**GIVEN PROBLEM**
Looking at the listing beneath, work out how many lines hold "toolbar" and report only that figure.

(Collected data)
:::

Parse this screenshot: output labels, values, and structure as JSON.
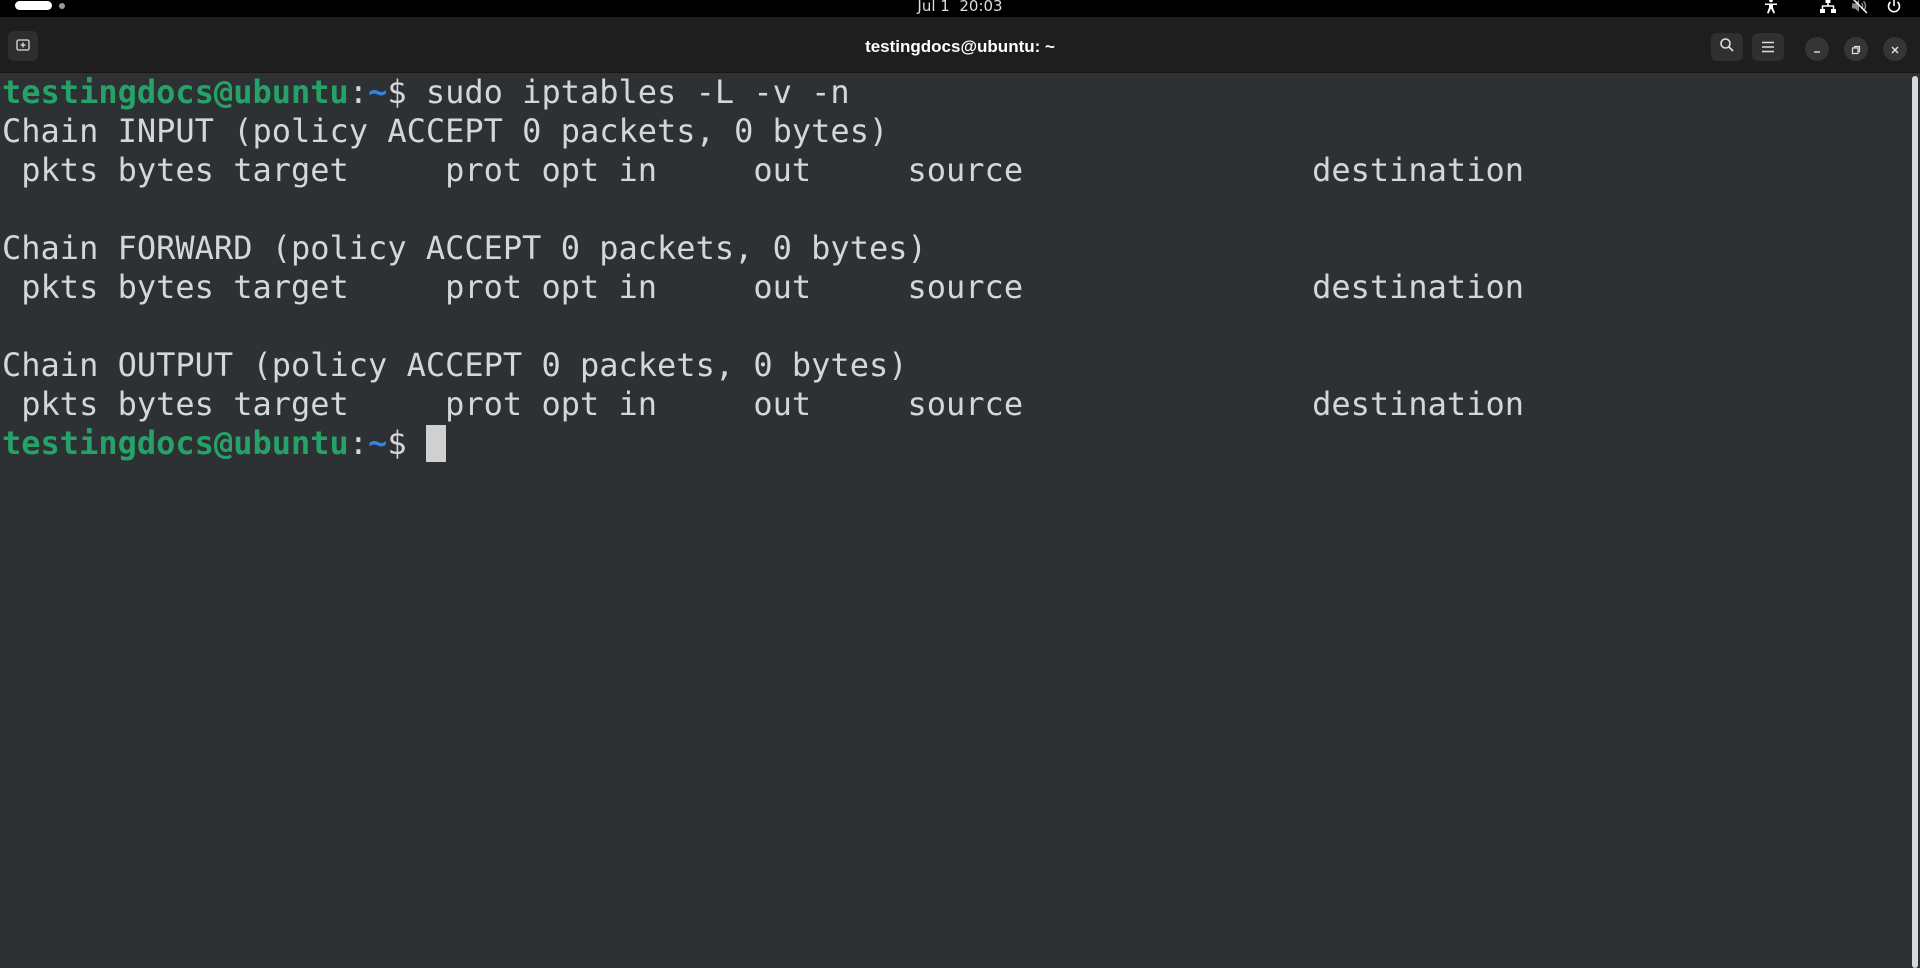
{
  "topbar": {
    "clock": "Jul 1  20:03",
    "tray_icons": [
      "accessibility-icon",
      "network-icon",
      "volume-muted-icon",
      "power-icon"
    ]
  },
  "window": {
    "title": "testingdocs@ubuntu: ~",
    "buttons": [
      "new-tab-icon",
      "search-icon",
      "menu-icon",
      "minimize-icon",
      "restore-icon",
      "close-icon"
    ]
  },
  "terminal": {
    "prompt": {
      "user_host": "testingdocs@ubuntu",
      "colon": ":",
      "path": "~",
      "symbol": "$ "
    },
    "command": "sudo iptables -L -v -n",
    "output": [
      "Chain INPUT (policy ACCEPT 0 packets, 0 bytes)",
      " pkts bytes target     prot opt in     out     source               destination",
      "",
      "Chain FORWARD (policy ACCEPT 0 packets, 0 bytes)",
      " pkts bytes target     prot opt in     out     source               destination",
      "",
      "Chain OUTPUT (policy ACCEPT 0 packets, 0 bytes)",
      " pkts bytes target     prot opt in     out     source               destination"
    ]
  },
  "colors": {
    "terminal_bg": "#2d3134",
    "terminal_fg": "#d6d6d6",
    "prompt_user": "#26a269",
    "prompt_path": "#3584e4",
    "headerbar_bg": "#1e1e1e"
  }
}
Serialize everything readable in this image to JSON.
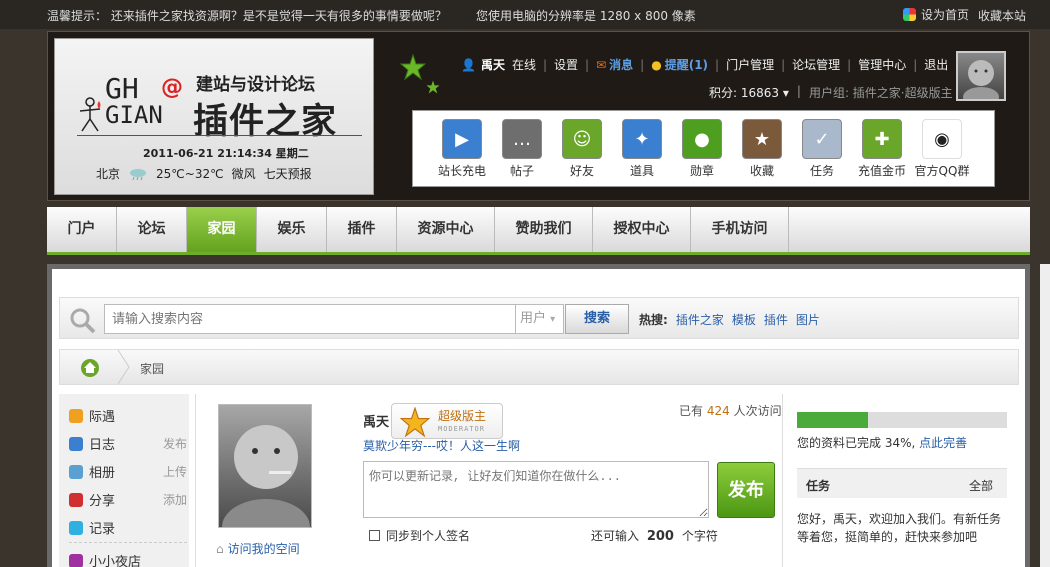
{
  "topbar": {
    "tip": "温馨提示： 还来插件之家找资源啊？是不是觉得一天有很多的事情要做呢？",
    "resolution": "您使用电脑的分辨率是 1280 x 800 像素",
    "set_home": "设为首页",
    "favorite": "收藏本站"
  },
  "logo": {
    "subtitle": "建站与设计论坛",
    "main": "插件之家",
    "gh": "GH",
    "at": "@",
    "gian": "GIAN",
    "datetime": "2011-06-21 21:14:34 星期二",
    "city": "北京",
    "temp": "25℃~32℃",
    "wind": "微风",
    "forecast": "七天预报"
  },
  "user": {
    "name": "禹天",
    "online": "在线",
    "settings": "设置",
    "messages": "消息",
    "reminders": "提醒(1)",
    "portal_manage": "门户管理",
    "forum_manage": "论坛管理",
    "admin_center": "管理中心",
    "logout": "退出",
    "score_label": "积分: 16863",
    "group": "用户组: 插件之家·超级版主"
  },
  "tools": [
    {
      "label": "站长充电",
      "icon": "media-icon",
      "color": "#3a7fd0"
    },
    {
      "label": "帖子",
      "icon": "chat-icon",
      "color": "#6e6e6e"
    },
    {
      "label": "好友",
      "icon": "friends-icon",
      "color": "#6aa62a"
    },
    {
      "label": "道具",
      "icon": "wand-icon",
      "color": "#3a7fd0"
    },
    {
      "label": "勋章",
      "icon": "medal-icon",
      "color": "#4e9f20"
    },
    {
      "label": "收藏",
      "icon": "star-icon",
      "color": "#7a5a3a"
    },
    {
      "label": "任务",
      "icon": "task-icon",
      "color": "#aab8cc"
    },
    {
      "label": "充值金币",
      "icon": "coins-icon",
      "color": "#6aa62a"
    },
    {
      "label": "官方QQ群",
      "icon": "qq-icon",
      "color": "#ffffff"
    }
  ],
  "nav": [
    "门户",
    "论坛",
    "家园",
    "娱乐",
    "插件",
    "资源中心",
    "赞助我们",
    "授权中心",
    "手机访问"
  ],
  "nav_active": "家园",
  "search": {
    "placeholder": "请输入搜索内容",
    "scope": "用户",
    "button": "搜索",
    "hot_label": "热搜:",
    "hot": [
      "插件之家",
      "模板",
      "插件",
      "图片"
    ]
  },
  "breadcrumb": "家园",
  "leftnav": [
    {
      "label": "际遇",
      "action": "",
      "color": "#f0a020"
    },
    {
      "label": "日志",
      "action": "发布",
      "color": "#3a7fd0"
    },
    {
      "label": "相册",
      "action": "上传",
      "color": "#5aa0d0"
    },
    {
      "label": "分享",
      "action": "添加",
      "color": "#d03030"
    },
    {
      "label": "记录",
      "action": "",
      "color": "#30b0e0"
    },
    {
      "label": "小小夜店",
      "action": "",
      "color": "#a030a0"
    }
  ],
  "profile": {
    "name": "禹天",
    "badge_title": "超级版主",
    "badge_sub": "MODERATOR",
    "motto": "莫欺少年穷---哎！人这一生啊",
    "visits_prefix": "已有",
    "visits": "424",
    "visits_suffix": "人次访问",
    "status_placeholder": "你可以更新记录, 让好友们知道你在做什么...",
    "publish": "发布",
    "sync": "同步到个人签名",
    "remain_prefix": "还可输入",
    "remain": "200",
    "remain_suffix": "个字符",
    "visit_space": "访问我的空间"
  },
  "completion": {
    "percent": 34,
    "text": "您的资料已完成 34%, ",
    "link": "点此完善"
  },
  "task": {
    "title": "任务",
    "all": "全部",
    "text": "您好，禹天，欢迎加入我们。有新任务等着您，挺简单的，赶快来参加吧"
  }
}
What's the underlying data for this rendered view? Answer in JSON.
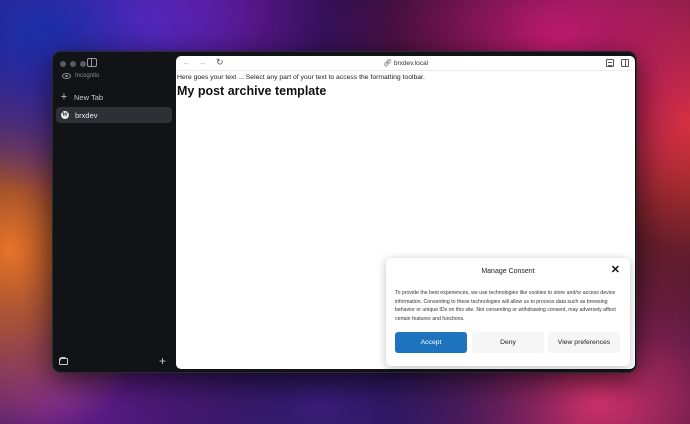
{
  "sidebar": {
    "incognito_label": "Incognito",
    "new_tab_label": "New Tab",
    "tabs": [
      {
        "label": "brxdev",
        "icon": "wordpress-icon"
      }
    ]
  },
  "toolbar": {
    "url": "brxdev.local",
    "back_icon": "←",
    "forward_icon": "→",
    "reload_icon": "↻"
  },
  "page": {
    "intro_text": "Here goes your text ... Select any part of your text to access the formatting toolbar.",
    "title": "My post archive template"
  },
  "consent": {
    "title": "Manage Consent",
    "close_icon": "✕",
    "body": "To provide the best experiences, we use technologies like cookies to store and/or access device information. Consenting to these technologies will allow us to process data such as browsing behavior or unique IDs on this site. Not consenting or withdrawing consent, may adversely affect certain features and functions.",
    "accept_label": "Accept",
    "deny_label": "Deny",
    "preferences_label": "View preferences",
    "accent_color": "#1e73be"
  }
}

:::

**TASK RESULT**
2